Check each line of the data below for the word "this", then extract the ones that have it.

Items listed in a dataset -
## BEGIN
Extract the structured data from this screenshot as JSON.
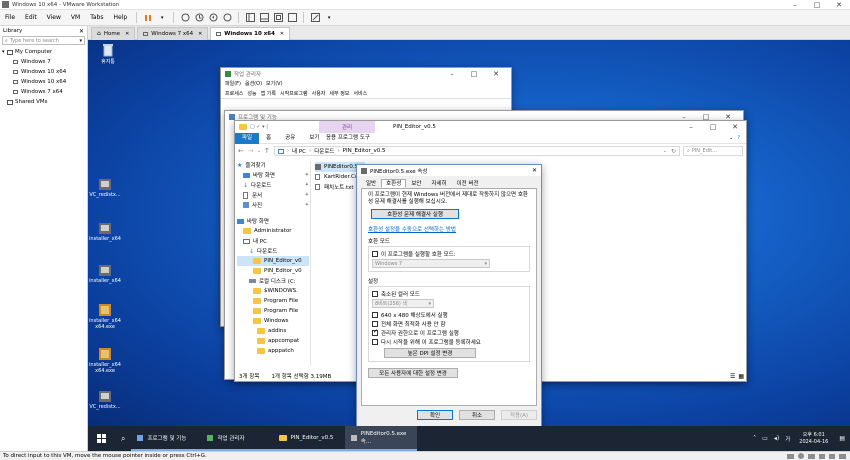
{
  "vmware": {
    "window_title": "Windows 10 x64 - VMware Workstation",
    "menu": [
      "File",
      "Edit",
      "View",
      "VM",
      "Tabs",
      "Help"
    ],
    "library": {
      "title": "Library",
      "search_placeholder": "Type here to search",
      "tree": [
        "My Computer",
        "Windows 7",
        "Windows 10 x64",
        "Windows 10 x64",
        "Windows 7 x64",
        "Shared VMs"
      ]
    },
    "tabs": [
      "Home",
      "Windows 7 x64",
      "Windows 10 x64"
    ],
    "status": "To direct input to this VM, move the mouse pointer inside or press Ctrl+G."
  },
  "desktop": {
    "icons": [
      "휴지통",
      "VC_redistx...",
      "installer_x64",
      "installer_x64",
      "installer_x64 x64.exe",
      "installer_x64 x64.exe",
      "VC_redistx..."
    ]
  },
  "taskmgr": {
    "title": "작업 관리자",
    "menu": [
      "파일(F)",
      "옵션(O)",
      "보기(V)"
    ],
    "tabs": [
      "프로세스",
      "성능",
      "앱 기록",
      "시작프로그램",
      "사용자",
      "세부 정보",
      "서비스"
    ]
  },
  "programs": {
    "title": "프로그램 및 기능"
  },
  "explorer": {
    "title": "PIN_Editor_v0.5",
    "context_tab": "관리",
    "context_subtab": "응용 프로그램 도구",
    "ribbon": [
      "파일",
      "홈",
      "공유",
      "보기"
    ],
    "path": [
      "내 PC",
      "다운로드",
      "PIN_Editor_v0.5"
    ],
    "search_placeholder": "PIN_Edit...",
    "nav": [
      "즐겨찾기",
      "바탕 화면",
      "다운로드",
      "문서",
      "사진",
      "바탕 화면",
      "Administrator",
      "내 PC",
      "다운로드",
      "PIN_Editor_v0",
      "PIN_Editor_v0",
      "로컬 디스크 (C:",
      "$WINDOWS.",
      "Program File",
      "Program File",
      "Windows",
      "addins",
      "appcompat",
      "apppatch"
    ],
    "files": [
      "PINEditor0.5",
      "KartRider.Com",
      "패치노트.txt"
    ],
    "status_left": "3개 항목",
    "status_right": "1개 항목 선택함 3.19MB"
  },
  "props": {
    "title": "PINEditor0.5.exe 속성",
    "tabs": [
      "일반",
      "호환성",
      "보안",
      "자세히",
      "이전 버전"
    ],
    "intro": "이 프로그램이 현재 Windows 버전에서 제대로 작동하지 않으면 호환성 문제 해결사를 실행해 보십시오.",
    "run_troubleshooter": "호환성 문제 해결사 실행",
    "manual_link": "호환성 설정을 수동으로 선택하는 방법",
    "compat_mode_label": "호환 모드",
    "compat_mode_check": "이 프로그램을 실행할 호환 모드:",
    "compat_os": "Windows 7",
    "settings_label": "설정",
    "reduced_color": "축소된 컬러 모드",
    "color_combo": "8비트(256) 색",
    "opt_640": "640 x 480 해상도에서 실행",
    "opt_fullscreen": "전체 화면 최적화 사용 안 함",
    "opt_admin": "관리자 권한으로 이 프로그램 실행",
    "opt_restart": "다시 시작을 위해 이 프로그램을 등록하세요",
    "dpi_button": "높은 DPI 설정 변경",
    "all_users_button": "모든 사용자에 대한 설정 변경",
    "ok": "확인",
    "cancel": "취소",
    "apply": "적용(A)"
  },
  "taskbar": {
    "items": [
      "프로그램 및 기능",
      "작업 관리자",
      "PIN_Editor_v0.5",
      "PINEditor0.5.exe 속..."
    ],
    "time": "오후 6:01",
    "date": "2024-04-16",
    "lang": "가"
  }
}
## END
Written solution -
Extract the structured data from this screenshot as JSON.
    "status": "To direct input to this VM, move the mouse pointer inside or press Ctrl+G."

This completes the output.